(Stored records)
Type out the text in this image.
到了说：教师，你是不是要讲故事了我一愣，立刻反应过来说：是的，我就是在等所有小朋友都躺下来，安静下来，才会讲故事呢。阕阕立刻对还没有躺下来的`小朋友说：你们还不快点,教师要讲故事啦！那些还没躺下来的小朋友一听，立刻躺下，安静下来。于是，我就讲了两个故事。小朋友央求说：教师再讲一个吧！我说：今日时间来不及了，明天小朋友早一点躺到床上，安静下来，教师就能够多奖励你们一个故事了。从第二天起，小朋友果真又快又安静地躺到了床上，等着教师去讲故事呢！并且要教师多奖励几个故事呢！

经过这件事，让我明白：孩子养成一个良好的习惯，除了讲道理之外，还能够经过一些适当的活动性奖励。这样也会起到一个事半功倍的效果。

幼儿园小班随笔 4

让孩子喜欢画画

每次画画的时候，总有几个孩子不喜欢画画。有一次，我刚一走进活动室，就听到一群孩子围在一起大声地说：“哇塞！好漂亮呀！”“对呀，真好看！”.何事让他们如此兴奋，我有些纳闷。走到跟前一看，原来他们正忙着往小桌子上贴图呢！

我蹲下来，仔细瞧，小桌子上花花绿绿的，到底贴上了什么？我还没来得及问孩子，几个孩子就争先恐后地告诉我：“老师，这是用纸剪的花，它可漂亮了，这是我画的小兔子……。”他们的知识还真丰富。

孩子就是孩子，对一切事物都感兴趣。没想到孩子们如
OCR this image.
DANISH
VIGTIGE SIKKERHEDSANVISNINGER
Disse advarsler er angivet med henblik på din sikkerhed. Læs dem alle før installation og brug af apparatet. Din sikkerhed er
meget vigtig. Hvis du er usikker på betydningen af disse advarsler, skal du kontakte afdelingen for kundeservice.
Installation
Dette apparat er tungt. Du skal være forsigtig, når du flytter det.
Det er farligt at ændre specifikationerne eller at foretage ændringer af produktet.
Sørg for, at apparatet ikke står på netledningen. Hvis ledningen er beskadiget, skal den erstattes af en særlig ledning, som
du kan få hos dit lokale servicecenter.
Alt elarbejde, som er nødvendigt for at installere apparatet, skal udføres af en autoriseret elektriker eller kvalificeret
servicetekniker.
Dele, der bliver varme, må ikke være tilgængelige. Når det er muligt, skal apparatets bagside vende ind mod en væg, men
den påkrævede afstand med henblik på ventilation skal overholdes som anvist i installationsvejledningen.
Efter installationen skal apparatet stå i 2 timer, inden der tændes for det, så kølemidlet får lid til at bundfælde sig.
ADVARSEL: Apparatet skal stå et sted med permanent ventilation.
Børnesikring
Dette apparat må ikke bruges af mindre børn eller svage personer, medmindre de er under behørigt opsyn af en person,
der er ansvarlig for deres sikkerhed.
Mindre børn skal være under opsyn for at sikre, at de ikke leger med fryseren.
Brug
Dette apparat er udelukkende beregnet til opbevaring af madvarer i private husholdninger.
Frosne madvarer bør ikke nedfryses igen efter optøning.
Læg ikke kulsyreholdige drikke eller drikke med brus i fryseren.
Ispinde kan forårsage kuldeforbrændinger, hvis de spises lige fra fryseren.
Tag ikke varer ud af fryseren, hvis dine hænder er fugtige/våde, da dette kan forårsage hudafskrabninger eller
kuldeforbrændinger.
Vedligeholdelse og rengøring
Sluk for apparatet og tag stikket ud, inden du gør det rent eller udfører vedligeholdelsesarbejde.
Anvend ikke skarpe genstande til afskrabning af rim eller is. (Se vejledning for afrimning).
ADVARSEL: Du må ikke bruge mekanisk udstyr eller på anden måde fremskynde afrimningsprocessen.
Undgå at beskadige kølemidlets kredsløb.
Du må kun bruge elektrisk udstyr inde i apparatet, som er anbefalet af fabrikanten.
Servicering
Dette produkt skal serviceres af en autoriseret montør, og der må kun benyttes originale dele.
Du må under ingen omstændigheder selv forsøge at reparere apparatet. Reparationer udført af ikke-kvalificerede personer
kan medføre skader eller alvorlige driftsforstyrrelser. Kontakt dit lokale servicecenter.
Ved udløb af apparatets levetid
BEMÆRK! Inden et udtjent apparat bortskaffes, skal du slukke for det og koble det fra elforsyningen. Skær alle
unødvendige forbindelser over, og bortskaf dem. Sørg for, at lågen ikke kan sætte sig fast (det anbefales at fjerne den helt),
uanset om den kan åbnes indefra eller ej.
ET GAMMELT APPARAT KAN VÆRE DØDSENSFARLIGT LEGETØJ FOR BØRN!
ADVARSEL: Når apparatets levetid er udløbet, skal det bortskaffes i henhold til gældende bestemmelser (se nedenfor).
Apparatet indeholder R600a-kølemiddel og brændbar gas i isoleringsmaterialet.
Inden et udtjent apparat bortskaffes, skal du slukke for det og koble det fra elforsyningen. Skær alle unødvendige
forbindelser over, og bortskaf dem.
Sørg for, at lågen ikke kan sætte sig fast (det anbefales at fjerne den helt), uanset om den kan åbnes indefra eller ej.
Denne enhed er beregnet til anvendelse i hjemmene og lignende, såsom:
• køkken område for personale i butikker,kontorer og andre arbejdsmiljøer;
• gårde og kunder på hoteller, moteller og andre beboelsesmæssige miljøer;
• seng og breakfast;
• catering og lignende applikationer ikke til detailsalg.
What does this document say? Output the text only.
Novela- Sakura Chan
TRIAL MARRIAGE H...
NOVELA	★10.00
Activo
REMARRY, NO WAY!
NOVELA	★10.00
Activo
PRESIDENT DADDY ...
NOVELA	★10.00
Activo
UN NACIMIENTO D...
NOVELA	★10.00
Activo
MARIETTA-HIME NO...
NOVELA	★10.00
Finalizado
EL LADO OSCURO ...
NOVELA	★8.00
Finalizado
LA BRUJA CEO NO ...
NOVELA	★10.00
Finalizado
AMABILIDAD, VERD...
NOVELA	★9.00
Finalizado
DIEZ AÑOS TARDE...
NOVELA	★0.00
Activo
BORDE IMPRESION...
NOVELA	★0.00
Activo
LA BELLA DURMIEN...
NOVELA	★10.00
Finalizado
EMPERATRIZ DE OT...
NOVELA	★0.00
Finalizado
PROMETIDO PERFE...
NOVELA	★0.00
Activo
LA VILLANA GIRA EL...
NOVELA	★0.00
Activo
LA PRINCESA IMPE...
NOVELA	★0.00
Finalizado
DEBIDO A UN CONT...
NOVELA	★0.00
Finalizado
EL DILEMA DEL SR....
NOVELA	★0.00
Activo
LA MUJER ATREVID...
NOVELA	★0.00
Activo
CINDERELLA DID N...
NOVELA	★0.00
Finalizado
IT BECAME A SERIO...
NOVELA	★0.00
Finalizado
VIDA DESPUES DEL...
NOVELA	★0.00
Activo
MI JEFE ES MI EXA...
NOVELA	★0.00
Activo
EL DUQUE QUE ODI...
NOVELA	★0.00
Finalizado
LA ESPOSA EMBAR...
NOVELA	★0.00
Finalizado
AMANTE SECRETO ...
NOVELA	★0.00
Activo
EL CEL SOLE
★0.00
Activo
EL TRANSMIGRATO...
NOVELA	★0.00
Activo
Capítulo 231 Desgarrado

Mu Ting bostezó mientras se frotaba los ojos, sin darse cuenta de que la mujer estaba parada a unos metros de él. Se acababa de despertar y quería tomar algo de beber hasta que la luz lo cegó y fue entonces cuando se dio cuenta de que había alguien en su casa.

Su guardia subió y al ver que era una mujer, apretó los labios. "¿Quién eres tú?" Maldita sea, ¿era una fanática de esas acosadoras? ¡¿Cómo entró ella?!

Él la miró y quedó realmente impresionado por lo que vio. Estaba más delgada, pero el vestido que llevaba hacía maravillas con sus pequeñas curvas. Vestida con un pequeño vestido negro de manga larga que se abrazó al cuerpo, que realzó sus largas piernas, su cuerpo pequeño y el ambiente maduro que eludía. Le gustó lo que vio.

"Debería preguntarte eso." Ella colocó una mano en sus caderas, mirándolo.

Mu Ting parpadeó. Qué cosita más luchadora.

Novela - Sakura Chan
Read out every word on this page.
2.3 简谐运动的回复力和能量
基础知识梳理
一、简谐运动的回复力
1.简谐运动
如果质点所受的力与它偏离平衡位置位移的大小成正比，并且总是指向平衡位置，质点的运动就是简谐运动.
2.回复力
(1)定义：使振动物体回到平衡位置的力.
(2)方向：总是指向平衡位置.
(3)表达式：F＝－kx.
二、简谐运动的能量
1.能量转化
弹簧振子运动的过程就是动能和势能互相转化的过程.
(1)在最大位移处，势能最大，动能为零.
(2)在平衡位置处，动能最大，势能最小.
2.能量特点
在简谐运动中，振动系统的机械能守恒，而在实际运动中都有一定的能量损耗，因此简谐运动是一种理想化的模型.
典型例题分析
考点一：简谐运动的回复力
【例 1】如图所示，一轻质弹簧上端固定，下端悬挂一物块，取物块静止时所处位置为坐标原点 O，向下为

_PROBLEM REQUIREMENTS:_ Among the entries above, how many lines include the word "ventilation"? Give the number with no comment.

_RESPONSE TO THIS EXERCISE:_ 2